Gather every line below where "Maffulli" appears.

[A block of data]
----------

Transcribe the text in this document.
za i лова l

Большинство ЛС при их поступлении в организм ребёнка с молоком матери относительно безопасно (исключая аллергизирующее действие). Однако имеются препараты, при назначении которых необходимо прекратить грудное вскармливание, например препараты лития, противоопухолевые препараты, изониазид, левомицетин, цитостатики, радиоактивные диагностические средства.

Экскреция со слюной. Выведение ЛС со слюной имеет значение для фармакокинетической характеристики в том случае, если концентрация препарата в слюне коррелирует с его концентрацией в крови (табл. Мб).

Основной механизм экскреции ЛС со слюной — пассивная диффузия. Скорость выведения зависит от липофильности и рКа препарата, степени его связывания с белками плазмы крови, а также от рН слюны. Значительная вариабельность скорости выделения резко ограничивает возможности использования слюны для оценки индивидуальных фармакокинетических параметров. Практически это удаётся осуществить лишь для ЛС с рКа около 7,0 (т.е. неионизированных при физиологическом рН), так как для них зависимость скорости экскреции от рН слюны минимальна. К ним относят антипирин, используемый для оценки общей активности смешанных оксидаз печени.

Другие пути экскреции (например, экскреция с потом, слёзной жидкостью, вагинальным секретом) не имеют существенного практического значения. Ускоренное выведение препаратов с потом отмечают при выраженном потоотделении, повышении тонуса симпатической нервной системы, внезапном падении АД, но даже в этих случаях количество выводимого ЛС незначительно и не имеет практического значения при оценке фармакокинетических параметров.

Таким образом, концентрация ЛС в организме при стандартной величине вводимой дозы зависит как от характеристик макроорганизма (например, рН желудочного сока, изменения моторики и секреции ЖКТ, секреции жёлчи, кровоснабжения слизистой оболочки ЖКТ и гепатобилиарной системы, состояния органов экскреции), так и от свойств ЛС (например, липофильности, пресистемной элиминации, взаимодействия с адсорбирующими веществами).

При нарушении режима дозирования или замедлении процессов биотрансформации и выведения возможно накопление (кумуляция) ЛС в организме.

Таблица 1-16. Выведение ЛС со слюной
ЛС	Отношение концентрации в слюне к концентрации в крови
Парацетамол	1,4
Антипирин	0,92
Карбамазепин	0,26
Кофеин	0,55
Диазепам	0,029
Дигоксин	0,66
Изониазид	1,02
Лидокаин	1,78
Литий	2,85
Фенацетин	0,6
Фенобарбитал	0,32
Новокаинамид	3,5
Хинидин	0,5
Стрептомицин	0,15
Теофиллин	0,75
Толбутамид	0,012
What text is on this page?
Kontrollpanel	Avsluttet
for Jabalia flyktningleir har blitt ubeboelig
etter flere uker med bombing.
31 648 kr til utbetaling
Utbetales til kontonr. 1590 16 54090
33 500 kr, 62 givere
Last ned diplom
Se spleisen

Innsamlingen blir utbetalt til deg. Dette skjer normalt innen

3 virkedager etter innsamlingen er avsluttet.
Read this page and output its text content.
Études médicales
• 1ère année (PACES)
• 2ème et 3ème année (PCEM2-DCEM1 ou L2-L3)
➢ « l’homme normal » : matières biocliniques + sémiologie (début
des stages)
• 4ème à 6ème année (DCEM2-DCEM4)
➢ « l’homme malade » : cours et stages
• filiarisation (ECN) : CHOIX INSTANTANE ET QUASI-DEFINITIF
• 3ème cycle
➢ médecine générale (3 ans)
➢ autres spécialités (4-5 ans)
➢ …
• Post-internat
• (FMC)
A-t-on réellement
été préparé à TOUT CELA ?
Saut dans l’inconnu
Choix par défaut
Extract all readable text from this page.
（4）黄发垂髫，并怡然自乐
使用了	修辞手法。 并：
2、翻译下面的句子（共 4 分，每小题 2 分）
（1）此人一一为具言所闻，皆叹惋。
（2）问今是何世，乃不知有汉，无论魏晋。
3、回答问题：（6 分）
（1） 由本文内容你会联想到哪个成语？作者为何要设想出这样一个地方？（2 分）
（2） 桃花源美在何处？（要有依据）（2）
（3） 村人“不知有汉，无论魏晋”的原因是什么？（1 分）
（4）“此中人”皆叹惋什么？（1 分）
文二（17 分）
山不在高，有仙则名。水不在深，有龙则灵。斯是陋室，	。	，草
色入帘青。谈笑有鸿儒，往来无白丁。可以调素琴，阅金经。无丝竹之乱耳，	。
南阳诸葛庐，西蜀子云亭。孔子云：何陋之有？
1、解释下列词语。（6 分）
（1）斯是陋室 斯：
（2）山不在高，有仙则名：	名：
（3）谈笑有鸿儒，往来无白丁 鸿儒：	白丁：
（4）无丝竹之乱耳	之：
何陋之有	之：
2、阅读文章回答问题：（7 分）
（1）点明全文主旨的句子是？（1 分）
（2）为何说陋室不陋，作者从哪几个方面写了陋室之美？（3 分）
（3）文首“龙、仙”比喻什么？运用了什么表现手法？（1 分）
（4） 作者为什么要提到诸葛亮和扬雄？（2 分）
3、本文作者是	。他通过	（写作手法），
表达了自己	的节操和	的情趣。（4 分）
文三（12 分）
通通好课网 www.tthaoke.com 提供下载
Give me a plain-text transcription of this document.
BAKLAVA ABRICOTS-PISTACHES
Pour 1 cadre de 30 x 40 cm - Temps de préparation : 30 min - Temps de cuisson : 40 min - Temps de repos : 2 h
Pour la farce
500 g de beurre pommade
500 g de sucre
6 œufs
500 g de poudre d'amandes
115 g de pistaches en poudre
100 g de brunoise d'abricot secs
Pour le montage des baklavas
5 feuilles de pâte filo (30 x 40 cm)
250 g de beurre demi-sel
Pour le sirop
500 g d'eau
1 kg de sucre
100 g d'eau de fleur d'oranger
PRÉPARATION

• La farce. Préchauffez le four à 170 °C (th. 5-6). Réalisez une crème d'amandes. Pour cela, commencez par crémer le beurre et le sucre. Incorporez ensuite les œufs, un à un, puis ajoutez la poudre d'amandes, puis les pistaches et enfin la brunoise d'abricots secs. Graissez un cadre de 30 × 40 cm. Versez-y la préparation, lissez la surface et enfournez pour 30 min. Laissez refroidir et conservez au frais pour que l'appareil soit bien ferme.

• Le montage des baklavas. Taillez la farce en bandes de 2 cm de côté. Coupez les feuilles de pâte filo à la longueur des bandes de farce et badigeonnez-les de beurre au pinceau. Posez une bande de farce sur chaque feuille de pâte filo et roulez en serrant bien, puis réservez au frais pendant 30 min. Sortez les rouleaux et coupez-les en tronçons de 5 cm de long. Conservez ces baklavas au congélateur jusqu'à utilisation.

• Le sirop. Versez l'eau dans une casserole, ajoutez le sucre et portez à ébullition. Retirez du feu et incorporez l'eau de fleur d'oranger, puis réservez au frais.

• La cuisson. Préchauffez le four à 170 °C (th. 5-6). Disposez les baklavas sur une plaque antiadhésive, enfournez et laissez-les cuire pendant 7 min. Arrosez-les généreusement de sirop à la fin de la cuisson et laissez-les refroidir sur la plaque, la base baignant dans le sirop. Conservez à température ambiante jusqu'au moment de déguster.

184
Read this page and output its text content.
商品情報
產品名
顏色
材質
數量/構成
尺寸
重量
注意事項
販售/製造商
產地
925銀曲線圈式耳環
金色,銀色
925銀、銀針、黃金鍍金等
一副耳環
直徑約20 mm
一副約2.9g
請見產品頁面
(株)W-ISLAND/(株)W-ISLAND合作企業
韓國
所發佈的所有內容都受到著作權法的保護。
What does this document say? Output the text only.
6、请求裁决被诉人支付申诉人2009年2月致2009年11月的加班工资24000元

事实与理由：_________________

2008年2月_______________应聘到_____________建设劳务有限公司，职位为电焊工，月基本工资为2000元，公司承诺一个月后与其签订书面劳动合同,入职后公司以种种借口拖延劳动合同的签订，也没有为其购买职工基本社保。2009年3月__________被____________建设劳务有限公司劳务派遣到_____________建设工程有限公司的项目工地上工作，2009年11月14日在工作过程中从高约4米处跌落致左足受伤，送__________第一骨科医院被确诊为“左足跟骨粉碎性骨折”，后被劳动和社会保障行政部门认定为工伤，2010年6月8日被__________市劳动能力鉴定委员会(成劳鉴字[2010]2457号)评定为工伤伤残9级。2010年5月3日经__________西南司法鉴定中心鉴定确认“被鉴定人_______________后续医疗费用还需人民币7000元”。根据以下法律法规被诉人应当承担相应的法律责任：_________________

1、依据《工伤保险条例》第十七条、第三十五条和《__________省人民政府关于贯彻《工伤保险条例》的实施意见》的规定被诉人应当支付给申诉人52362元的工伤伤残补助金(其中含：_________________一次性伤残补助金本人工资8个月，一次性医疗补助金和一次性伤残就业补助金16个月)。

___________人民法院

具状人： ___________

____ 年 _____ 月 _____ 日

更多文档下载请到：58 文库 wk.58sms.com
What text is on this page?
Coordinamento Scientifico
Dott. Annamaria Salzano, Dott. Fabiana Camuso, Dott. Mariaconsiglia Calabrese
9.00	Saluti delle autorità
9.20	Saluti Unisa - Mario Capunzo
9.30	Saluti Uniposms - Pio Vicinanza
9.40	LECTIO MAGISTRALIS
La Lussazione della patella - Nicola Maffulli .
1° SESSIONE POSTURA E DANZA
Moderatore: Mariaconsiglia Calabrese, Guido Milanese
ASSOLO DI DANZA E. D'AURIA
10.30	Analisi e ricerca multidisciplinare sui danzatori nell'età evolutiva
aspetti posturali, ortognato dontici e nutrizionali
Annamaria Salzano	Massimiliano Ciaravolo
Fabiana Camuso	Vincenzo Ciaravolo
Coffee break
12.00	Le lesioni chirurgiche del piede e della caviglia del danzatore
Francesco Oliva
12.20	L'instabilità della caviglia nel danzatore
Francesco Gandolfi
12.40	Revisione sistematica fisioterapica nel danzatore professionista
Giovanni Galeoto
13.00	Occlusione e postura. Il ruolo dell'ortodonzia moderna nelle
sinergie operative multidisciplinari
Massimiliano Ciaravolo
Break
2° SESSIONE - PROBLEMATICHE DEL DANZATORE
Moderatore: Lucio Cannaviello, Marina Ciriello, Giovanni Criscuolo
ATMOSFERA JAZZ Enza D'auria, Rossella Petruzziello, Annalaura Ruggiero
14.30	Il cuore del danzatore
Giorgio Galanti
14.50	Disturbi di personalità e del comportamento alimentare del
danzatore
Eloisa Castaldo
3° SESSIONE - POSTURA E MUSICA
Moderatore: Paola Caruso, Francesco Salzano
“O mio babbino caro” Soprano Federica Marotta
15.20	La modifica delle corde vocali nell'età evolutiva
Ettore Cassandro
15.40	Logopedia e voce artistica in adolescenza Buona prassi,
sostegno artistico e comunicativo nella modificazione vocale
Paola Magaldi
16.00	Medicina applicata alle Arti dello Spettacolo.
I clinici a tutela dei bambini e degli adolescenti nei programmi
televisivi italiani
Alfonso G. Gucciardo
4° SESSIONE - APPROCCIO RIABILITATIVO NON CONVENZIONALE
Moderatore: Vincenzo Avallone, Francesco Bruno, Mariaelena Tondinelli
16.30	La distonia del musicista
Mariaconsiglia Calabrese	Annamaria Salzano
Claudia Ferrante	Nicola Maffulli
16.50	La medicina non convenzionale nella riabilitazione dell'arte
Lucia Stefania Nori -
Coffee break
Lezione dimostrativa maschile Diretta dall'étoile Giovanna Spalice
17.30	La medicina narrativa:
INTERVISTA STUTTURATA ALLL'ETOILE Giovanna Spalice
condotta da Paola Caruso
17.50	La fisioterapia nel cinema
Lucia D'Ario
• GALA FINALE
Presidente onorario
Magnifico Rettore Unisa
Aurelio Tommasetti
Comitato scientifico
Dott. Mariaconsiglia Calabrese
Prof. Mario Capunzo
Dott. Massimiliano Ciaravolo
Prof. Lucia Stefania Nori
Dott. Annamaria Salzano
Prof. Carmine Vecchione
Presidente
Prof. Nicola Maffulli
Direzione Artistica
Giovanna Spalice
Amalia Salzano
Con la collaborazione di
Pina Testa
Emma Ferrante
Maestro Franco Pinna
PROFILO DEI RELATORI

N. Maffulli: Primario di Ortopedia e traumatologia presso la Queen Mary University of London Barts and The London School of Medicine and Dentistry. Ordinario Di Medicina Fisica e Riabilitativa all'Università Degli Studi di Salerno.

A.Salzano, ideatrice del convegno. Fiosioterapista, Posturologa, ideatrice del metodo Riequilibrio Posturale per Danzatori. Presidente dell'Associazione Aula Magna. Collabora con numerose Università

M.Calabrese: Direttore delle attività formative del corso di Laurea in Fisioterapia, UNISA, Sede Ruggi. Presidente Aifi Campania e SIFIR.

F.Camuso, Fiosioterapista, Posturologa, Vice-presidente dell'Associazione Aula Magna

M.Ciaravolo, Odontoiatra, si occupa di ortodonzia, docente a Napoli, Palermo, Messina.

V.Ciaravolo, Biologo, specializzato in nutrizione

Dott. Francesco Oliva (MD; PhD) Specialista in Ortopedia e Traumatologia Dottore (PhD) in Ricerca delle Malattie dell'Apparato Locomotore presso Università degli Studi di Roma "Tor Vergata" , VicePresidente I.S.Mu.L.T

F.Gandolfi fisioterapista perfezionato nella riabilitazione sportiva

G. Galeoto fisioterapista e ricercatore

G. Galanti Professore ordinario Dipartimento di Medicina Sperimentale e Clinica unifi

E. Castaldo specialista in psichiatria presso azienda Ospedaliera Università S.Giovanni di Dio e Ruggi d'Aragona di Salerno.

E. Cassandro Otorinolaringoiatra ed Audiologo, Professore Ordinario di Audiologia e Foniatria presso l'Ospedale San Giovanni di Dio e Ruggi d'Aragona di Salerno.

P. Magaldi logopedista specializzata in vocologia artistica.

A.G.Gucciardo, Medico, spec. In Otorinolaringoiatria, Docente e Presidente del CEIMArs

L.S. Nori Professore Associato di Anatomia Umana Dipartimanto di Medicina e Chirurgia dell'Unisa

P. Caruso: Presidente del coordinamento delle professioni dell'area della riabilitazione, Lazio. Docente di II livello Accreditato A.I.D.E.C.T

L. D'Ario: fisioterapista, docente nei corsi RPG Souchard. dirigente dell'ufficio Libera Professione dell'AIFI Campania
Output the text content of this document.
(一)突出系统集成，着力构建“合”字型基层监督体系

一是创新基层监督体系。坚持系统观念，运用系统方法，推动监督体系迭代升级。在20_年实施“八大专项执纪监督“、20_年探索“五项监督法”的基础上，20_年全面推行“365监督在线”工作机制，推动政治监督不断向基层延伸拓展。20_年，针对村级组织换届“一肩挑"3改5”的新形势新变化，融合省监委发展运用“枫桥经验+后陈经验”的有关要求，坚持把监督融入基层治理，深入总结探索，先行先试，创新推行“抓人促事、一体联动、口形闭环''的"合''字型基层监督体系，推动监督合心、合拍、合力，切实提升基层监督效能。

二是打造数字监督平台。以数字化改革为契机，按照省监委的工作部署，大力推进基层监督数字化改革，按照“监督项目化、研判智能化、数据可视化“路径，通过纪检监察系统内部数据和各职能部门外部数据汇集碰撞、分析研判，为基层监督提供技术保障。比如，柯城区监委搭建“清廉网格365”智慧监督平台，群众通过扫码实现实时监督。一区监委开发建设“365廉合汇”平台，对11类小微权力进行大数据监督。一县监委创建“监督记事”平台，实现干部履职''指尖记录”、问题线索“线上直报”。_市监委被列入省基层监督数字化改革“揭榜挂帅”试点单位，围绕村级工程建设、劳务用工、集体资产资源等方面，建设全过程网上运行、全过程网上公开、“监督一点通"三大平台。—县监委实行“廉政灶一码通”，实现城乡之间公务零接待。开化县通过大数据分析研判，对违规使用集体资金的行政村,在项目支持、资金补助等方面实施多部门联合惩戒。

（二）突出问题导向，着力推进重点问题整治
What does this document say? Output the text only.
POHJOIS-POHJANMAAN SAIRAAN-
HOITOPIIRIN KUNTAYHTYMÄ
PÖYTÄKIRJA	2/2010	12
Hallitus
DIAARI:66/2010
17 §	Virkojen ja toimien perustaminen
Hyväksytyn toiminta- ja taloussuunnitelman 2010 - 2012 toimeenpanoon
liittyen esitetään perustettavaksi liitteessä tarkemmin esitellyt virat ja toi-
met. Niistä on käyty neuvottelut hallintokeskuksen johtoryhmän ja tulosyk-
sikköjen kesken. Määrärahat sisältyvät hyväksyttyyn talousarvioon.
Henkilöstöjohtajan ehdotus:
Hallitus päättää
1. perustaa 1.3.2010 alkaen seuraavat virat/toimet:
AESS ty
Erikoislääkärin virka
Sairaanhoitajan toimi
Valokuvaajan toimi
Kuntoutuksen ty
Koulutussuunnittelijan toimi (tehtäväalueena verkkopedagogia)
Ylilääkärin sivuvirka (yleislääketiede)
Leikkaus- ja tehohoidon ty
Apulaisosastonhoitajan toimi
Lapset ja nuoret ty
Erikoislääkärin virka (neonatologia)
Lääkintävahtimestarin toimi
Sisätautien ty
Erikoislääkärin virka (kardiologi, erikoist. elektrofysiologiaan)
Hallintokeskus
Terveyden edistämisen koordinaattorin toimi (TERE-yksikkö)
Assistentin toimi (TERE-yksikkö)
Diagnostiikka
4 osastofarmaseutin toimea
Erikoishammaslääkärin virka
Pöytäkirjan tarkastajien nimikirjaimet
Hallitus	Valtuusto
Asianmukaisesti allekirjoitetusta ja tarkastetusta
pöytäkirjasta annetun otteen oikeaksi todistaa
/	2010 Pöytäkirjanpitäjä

----------

- _Worked answer_:
La Lussazione della patella - Nicola Maffulli .
Claudia Ferrante	Nicola Maffulli
Prof. Nicola Maffulli
N. Maffulli: Primario di Ortopedia e traumatologia presso la Queen Mary University of London Barts and The London School of Medicine and Dentistry. Ordinario Di Medicina Fisica e Riabilitativa all'Università Degli Studi di Salerno.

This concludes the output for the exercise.